Exercise prompt: Look at the entries below and reproduce them exactly.
BEGIN Supplied data
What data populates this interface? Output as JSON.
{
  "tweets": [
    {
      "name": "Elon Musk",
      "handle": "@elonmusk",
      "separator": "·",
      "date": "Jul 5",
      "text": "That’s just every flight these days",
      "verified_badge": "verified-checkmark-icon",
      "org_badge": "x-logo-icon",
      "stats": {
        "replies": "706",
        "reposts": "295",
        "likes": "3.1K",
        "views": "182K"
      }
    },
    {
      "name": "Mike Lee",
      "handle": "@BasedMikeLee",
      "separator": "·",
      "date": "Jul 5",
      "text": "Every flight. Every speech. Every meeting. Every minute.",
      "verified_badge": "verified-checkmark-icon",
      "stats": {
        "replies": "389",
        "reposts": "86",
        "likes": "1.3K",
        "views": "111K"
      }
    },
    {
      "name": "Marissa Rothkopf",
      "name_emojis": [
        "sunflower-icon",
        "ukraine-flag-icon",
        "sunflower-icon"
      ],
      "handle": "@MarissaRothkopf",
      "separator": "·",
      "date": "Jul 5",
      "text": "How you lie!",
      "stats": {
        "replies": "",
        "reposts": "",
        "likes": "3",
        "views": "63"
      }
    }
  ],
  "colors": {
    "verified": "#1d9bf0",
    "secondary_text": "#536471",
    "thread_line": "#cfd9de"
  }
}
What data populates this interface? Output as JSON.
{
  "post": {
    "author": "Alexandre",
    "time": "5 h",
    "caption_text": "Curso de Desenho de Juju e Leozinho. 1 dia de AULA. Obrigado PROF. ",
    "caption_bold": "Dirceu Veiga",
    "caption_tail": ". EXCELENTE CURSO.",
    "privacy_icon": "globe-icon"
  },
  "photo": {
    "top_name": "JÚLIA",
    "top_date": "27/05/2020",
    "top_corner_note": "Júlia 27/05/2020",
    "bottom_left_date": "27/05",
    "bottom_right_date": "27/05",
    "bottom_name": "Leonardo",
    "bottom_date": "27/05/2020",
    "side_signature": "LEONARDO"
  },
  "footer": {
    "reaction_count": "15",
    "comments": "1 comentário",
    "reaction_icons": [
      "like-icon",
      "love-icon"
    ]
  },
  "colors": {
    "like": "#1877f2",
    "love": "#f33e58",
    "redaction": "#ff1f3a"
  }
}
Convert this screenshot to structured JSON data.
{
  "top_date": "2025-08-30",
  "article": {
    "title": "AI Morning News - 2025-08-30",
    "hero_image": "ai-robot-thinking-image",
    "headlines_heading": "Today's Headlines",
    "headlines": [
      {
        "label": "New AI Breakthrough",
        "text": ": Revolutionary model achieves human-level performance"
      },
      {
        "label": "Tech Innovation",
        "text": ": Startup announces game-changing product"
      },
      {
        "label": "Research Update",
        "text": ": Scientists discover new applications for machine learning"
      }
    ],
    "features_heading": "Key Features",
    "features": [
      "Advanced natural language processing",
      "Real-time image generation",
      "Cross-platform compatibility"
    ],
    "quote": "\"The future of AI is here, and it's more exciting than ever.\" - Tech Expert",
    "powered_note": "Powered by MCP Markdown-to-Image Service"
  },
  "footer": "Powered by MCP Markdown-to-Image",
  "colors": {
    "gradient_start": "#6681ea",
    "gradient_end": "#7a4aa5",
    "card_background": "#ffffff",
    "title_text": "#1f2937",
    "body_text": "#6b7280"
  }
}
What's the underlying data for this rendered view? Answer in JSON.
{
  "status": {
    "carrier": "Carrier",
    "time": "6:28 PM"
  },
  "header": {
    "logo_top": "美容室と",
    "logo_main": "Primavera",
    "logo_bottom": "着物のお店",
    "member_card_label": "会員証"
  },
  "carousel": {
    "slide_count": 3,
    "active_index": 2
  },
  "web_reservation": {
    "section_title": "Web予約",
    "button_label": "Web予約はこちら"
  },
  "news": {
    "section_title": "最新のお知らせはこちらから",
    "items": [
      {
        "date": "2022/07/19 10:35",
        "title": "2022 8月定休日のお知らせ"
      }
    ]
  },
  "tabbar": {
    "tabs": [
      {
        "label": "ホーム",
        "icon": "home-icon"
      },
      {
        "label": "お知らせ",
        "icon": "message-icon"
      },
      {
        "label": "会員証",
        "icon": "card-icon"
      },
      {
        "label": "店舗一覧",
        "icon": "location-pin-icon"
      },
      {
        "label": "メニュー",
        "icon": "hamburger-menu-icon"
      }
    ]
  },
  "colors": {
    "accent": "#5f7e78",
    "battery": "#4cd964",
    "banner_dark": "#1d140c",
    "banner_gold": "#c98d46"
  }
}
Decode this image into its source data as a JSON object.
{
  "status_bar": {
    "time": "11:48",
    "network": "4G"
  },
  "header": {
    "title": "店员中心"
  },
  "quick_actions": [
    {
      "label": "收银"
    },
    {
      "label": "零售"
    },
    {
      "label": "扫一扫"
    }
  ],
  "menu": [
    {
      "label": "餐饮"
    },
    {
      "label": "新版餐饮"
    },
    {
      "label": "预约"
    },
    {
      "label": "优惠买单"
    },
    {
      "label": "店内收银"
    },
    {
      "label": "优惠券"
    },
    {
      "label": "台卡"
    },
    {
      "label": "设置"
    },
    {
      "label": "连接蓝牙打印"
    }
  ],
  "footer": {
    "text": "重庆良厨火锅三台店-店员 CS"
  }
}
END Supplied data
Task answer:
What data populates this interface? Output as JSON.
{
  "tweets": [
    {
      "name": "Elon Musk",
      "handle": "@elonmusk",
      "separator": "·",
      "date": "Jul 5",
      "text": "That’s just every flight these days",
      "verified_badge": "verified-checkmark-icon",
      "org_badge": "x-logo-icon",
      "stats": {
        "replies": "706",
        "reposts": "295",
        "likes": "3.1K",
        "views": "182K"
      }
    },
    {
      "name": "Mike Lee",
      "handle": "@BasedMikeLee",
      "separator": "·",
      "date": "Jul 5",
      "text": "Every flight. Every speech. Every meeting. Every minute.",
      "verified_badge": "verified-checkmark-icon",
      "stats": {
        "replies": "389",
        "reposts": "86",
        "likes": "1.3K",
        "views": "111K"
      }
    },
    {
      "name": "Marissa Rothkopf",
      "name_emojis": [
        "sunflower-icon",
        "ukraine-flag-icon",
        "sunflower-icon"
      ],
      "handle": "@MarissaRothkopf",
      "separator": "·",
      "date": "Jul 5",
      "text": "How you lie!",
      "stats": {
        "replies": "",
        "reposts": "",
        "likes": "3",
        "views": "63"
      }
    }
  ],
  "colors": {
    "verified": "#1d9bf0",
    "secondary_text": "#536471",
    "thread_line": "#cfd9de"
  }
}
What data populates this interface? Output as JSON.
{
  "post": {
    "author": "Alexandre",
    "time": "5 h",
    "caption_text": "Curso de Desenho de Juju e Leozinho. 1 dia de AULA. Obrigado PROF. ",
    "caption_bold": "Dirceu Veiga",
    "caption_tail": ". EXCELENTE CURSO.",
    "privacy_icon": "globe-icon"
  },
  "photo": {
    "top_name": "JÚLIA",
    "top_date": "27/05/2020",
    "top_corner_note": "Júlia 27/05/2020",
    "bottom_left_date": "27/05",
    "bottom_right_date": "27/05",
    "bottom_name": "Leonardo",
    "bottom_date": "27/05/2020",
    "side_signature": "LEONARDO"
  },
  "footer": {
    "reaction_count": "15",
    "comments": "1 comentário",
    "reaction_icons": [
      "like-icon",
      "love-icon"
    ]
  },
  "colors": {
    "like": "#1877f2",
    "love": "#f33e58",
    "redaction": "#ff1f3a"
  }
}
Convert this screenshot to structured JSON data.
{
  "top_date": "2025-08-30",
  "article": {
    "title": "AI Morning News - 2025-08-30",
    "hero_image": "ai-robot-thinking-image",
    "headlines_heading": "Today's Headlines",
    "headlines": [
      {
        "label": "New AI Breakthrough",
        "text": ": Revolutionary model achieves human-level performance"
      },
      {
        "label": "Tech Innovation",
        "text": ": Startup announces game-changing product"
      },
      {
        "label": "Research Update",
        "text": ": Scientists discover new applications for machine learning"
      }
    ],
    "features_heading": "Key Features",
    "features": [
      "Advanced natural language processing",
      "Real-time image generation",
      "Cross-platform compatibility"
    ],
    "quote": "\"The future of AI is here, and it's more exciting than ever.\" - Tech Expert",
    "powered_note": "Powered by MCP Markdown-to-Image Service"
  },
  "footer": "Powered by MCP Markdown-to-Image",
  "colors": {
    "gradient_start": "#6681ea",
    "gradient_end": "#7a4aa5",
    "card_background": "#ffffff",
    "title_text": "#1f2937",
    "body_text": "#6b7280"
  }
}
What's the underlying data for this rendered view? Answer in JSON.
{
  "status": {
    "carrier": "Carrier",
    "time": "6:28 PM"
  },
  "header": {
    "logo_top": "美容室と",
    "logo_main": "Primavera",
    "logo_bottom": "着物のお店",
    "member_card_label": "会員証"
  },
  "carousel": {
    "slide_count": 3,
    "active_index": 2
  },
  "web_reservation": {
    "section_title": "Web予約",
    "button_label": "Web予約はこちら"
  },
  "news": {
    "section_title": "最新のお知らせはこちらから",
    "items": [
      {
        "date": "2022/07/19 10:35",
        "title": "2022 8月定休日のお知らせ"
      }
    ]
  },
  "tabbar": {
    "tabs": [
      {
        "label": "ホーム",
        "icon": "home-icon"
      },
      {
        "label": "お知らせ",
        "icon": "message-icon"
      },
      {
        "label": "会員証",
        "icon": "card-icon"
      },
      {
        "label": "店舗一覧",
        "icon": "location-pin-icon"
      },
      {
        "label": "メニュー",
        "icon": "hamburger-menu-icon"
      }
    ]
  },
  "colors": {
    "accent": "#5f7e78",
    "battery": "#4cd964",
    "banner_dark": "#1d140c",
    "banner_gold": "#c98d46"
  }
}
Decode this image into its source data as a JSON object.
{
  "status_bar": {
    "time": "11:48",
    "network": "4G"
  },
  "header": {
    "title": "店员中心"
  },
  "quick_actions": [
    {
      "label": "收银"
    },
    {
      "label": "零售"
    },
    {
      "label": "扫一扫"
    }
  ],
  "menu": [
    {
      "label": "餐饮"
    },
    {
      "label": "新版餐饮"
    },
    {
      "label": "预约"
    },
    {
      "label": "优惠买单"
    },
    {
      "label": "店内收银"
    },
    {
      "label": "优惠券"
    },
    {
      "label": "台卡"
    },
    {
      "label": "设置"
    },
    {
      "label": "连接蓝牙打印"
    }
  ],
  "footer": {
    "text": "重庆良厨火锅三台店-店员 CS"
  }
}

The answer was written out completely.